(Stored data)
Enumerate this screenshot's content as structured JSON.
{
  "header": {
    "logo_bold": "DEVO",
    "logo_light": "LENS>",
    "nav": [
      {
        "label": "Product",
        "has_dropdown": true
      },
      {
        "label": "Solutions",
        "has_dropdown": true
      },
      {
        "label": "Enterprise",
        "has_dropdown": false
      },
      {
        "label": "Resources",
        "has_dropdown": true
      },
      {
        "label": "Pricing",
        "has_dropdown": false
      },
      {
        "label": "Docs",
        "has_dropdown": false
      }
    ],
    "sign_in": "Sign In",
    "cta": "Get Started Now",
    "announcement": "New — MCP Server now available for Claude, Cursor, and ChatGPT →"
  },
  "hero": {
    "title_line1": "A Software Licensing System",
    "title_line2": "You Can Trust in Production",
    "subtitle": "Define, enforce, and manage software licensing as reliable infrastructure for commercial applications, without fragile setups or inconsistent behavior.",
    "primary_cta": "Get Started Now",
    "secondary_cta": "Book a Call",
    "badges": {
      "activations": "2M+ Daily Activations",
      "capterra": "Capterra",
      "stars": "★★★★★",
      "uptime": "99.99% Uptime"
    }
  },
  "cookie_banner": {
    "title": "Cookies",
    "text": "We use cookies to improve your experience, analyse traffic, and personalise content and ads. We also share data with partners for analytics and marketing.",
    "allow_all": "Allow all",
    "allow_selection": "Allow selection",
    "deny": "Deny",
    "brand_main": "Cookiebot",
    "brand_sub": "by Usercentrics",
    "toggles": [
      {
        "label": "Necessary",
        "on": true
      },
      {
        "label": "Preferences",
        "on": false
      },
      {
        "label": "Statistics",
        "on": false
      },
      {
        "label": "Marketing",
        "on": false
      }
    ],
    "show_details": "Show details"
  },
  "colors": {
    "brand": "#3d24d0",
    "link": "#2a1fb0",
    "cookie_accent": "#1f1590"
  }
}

--

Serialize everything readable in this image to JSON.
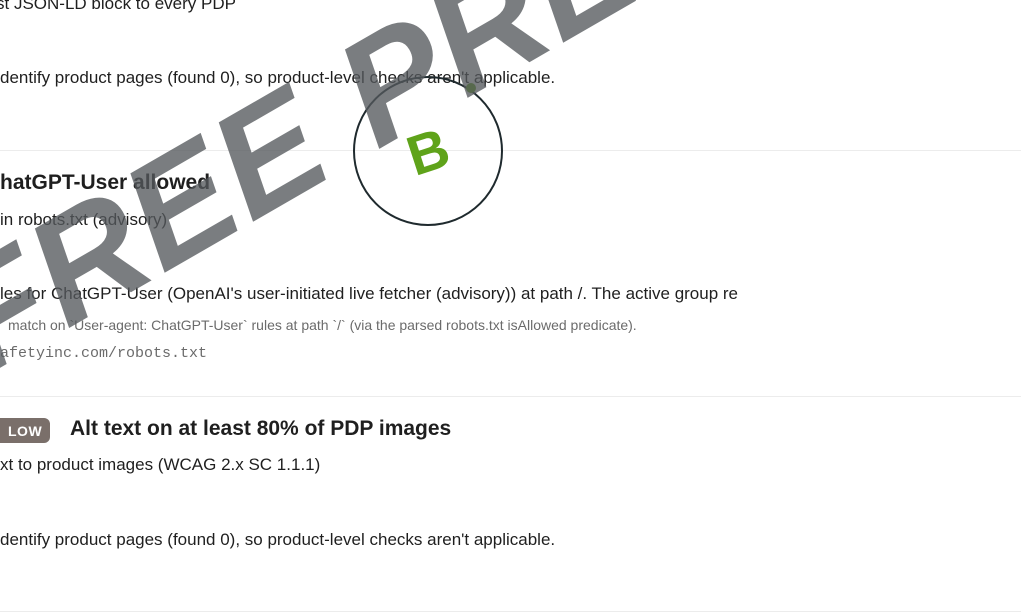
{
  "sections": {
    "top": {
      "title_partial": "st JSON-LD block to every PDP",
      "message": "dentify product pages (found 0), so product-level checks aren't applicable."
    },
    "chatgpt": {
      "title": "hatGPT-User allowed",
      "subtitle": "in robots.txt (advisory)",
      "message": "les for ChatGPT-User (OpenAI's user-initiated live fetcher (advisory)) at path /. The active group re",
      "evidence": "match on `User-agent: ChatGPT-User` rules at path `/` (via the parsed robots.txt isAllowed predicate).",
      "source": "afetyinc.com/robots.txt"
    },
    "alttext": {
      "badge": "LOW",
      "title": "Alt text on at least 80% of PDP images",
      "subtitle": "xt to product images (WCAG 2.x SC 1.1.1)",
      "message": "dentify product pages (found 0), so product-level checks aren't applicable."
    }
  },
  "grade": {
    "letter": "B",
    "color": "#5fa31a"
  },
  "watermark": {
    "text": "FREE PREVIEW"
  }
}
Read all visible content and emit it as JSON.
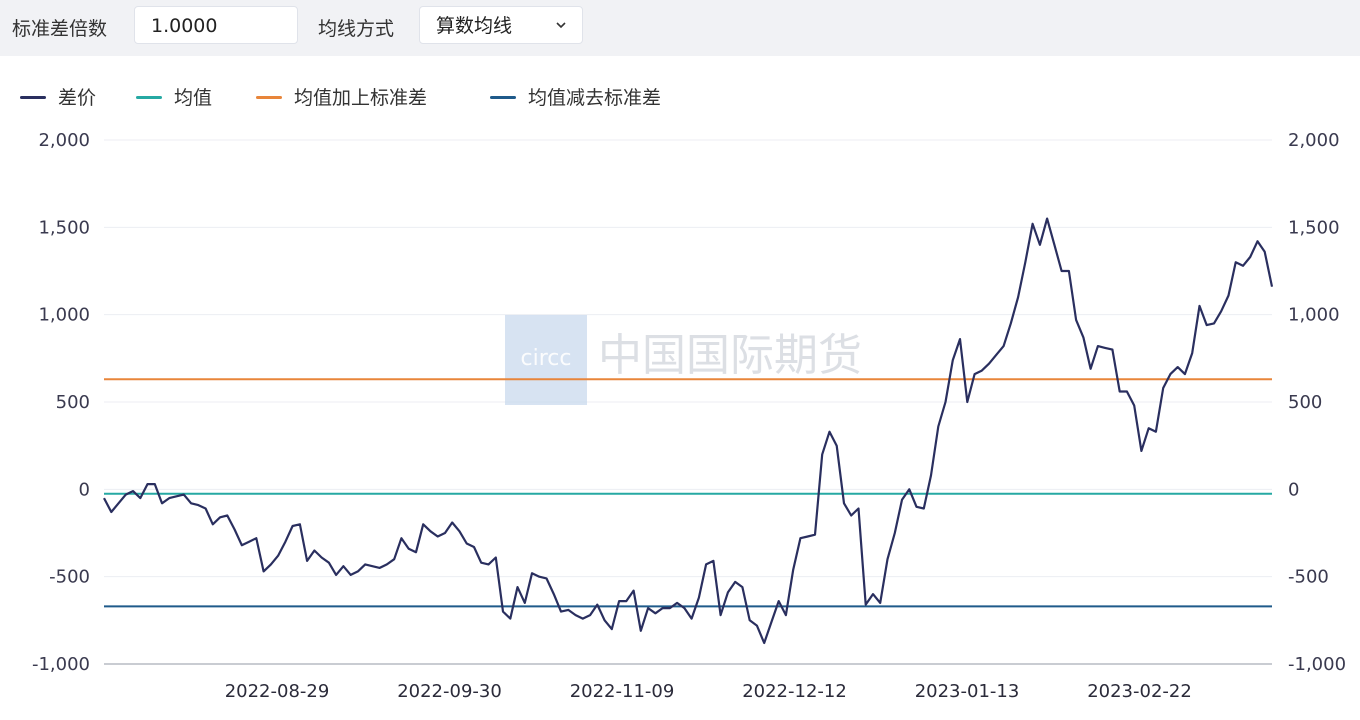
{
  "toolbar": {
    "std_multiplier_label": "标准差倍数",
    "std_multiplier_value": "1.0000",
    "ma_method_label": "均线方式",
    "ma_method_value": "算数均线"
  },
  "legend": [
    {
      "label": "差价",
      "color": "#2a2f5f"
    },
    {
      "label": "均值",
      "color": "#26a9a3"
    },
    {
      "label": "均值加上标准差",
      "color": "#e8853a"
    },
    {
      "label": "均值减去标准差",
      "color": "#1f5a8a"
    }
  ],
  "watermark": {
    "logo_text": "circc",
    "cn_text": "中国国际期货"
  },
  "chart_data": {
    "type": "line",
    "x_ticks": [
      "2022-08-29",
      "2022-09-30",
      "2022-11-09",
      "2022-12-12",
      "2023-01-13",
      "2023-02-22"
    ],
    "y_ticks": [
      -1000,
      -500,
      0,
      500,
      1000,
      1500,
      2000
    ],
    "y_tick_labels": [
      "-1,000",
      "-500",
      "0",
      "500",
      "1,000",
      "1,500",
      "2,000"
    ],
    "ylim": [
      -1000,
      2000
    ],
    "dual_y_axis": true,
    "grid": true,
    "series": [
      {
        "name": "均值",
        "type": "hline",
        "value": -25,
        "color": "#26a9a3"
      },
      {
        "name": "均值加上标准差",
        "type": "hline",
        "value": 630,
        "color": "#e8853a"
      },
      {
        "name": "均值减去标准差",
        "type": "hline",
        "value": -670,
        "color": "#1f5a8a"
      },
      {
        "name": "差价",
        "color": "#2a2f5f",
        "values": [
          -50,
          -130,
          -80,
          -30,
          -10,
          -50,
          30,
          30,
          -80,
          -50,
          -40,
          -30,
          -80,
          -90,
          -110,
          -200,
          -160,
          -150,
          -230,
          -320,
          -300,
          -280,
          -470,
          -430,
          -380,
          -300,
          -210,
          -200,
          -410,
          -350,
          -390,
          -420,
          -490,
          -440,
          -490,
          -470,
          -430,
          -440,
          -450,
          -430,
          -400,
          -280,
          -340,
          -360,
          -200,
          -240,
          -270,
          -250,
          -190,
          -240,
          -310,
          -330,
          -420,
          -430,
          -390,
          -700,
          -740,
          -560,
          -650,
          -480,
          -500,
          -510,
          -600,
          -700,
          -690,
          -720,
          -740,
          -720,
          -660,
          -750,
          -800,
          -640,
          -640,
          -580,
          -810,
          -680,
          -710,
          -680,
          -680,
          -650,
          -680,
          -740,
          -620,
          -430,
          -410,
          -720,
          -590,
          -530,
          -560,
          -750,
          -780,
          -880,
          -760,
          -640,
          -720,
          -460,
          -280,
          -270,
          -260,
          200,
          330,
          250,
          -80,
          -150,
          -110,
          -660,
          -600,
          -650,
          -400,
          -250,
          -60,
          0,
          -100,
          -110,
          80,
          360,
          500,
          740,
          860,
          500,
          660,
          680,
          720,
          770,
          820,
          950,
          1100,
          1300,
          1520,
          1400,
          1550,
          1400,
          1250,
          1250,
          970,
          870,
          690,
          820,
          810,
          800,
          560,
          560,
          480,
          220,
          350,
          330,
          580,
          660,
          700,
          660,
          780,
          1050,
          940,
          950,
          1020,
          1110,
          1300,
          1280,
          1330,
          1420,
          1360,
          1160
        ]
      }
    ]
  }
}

--

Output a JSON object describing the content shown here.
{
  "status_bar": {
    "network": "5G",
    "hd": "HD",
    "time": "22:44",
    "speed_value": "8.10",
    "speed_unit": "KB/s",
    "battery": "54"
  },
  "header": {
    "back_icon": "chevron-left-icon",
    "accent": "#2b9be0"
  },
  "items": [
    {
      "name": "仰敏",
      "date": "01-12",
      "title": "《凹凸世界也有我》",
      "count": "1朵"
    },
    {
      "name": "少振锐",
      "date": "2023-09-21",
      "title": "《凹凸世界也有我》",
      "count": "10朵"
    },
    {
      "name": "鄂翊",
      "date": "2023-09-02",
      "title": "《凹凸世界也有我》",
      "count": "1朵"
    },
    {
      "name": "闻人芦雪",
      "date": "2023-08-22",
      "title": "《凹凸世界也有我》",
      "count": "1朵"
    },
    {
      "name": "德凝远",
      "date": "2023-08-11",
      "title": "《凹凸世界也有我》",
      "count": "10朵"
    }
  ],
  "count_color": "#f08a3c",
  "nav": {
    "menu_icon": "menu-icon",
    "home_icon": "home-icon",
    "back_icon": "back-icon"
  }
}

• [Given exercise]
Pick out the lines containing the word "advisory" and show them.

• [Final result]
      "subtitle": "in robots.txt (advisory)",
      "message": "les for ChatGPT-User (OpenAI's user-initiated live fetcher (advisory)) at path /. The active group re",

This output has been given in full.